• _PROBLEM STATEMENT_
Each line in the entries below that holds the string "Увековечение" is to be listed.

• _SUPPLIED DATA_
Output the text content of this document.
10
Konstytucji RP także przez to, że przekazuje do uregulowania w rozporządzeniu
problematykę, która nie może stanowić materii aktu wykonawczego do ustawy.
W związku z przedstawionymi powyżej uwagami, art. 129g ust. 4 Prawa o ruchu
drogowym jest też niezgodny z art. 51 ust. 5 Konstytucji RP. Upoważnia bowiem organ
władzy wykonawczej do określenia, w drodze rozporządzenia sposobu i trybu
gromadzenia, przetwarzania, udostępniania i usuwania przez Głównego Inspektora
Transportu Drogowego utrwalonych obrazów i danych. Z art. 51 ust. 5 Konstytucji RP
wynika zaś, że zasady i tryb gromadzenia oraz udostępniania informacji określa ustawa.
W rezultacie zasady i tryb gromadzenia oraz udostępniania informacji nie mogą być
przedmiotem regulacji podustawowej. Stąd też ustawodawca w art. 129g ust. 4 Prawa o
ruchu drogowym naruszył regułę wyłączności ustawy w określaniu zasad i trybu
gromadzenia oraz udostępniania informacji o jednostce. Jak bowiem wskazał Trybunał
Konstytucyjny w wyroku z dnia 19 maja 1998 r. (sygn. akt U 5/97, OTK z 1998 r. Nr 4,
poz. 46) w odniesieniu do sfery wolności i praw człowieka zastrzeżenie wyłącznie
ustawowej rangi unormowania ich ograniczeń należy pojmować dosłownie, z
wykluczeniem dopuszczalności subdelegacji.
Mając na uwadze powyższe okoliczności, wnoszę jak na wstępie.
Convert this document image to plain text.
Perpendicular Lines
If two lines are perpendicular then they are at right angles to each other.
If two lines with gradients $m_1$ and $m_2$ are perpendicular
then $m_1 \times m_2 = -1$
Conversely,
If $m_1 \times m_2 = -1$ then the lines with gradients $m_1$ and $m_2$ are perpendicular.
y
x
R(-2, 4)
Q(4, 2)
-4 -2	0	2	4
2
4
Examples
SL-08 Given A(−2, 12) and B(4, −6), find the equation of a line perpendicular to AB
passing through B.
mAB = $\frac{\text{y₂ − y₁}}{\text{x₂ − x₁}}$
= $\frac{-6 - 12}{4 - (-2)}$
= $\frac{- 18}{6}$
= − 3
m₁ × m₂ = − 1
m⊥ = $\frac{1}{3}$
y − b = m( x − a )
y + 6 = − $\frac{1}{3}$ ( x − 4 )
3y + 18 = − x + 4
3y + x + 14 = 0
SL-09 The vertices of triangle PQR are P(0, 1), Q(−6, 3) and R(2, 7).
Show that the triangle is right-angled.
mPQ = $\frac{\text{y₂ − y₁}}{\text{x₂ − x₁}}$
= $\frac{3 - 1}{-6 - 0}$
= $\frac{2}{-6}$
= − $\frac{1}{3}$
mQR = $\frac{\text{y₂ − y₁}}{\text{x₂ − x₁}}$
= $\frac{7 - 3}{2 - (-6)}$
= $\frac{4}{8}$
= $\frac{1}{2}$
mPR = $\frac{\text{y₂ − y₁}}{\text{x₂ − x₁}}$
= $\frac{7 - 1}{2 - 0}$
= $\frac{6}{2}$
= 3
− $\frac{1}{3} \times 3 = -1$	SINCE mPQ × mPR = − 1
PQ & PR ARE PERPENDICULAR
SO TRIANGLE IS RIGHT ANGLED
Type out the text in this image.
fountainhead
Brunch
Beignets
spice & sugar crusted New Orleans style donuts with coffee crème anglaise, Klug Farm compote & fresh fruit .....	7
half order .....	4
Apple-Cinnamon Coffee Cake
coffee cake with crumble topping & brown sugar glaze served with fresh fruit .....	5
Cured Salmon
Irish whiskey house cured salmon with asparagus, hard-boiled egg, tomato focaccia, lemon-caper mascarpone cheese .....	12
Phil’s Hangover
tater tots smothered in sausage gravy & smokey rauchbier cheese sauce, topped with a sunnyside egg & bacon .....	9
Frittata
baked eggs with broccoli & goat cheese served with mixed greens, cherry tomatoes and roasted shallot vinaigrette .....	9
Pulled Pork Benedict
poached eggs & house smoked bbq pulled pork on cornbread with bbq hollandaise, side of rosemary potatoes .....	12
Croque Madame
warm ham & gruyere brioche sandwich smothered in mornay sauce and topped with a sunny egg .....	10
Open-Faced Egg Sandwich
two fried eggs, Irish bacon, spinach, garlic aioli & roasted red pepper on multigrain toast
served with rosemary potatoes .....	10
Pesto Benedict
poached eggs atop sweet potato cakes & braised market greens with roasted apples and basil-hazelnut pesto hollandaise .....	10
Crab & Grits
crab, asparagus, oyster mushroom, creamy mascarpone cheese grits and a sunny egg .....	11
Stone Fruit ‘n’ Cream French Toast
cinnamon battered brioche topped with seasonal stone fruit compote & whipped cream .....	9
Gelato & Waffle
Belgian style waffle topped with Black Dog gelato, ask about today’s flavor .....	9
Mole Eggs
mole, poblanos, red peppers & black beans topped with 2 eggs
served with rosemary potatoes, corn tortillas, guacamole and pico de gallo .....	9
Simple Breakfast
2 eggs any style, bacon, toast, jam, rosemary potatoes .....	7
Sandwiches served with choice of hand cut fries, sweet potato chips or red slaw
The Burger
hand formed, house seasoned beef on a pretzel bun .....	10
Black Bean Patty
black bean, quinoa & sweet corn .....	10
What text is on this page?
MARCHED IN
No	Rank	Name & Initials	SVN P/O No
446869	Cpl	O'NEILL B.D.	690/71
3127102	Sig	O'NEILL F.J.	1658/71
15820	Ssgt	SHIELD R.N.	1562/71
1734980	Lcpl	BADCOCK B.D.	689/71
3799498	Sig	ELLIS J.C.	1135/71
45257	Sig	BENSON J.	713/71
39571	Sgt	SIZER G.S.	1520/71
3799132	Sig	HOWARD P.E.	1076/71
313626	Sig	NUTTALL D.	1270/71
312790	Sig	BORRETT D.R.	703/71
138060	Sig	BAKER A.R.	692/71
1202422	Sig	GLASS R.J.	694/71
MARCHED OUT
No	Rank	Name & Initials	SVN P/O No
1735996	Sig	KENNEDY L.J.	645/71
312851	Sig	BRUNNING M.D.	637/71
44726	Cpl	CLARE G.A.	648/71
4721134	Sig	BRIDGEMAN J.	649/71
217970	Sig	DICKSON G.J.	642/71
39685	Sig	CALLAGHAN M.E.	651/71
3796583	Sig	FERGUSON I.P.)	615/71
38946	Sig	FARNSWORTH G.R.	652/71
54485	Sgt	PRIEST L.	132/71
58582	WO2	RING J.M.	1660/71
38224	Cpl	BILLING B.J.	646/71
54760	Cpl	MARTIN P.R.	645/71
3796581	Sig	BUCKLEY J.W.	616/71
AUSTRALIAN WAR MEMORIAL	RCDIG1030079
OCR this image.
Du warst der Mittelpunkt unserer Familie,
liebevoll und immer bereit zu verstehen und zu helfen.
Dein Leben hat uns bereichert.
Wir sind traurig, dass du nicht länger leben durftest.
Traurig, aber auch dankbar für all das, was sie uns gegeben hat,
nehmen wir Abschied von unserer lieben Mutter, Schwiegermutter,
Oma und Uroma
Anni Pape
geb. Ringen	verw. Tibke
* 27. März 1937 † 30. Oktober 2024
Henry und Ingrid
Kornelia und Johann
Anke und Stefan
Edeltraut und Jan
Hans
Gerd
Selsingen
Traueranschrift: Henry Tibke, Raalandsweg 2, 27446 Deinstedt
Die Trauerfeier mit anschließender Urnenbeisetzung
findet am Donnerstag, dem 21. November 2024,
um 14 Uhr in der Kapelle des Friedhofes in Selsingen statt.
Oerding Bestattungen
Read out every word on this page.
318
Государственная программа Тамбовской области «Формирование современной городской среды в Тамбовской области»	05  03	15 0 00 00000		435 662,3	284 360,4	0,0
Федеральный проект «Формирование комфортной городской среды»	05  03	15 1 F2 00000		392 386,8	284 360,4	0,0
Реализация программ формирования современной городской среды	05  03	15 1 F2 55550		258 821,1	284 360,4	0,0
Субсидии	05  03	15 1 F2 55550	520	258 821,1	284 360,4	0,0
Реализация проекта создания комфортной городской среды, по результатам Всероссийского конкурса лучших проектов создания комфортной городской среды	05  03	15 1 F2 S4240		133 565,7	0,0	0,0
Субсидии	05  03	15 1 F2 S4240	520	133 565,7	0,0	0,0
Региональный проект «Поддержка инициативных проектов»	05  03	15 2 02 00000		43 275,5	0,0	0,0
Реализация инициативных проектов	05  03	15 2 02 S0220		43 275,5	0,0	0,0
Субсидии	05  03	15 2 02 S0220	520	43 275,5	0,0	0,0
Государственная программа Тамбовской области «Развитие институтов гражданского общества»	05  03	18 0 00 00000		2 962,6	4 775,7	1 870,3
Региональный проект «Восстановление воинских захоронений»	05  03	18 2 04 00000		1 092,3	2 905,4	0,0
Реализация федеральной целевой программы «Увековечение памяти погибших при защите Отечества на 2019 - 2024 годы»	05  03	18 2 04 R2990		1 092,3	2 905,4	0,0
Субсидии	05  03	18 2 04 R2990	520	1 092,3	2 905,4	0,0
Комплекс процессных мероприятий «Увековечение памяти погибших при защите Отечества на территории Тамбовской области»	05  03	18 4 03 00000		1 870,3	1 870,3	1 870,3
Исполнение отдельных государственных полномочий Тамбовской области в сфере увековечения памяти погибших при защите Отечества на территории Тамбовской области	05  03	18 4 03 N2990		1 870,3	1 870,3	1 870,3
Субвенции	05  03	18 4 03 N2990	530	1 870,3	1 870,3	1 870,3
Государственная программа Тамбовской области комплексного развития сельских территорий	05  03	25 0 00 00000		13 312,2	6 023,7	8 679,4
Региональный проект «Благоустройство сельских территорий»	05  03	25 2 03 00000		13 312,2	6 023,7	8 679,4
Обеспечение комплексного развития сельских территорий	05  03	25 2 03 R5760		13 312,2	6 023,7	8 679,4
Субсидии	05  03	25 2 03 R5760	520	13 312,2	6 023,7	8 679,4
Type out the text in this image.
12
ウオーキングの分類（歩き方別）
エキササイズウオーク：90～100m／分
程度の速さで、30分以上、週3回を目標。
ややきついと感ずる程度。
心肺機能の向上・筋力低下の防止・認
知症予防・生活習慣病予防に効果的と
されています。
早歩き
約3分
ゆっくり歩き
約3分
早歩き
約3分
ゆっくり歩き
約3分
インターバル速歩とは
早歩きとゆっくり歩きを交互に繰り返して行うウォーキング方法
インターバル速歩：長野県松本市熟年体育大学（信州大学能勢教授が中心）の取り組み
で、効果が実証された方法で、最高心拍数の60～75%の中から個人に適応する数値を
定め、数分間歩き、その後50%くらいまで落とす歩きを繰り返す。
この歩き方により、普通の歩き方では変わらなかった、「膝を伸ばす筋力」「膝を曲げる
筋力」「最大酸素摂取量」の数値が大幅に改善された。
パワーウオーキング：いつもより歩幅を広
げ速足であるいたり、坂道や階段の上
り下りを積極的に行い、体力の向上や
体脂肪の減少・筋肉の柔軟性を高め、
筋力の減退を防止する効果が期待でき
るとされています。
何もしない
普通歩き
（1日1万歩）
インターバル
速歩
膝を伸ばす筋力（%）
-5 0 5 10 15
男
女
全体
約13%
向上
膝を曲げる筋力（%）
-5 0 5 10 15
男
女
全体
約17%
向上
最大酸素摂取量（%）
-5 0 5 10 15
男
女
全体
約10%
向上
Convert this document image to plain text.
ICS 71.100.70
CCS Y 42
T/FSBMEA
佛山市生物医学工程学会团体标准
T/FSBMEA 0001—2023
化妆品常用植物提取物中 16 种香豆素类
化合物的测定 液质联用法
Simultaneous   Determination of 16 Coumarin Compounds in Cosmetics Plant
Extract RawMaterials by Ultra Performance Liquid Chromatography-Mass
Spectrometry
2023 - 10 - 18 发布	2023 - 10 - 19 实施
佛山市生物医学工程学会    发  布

• _THE COMPLETED TASK_
Реализация федеральной целевой программы «Увековечение памяти погибших при защите Отечества на 2019 - 2024 годы»	05  03	18 2 04 R2990		1 092,3	2 905,4	0,0
Комплекс процессных мероприятий «Увековечение памяти погибших при защите Отечества на территории Тамбовской области»	05  03	18 4 03 00000		1 870,3	1 870,3	1 870,3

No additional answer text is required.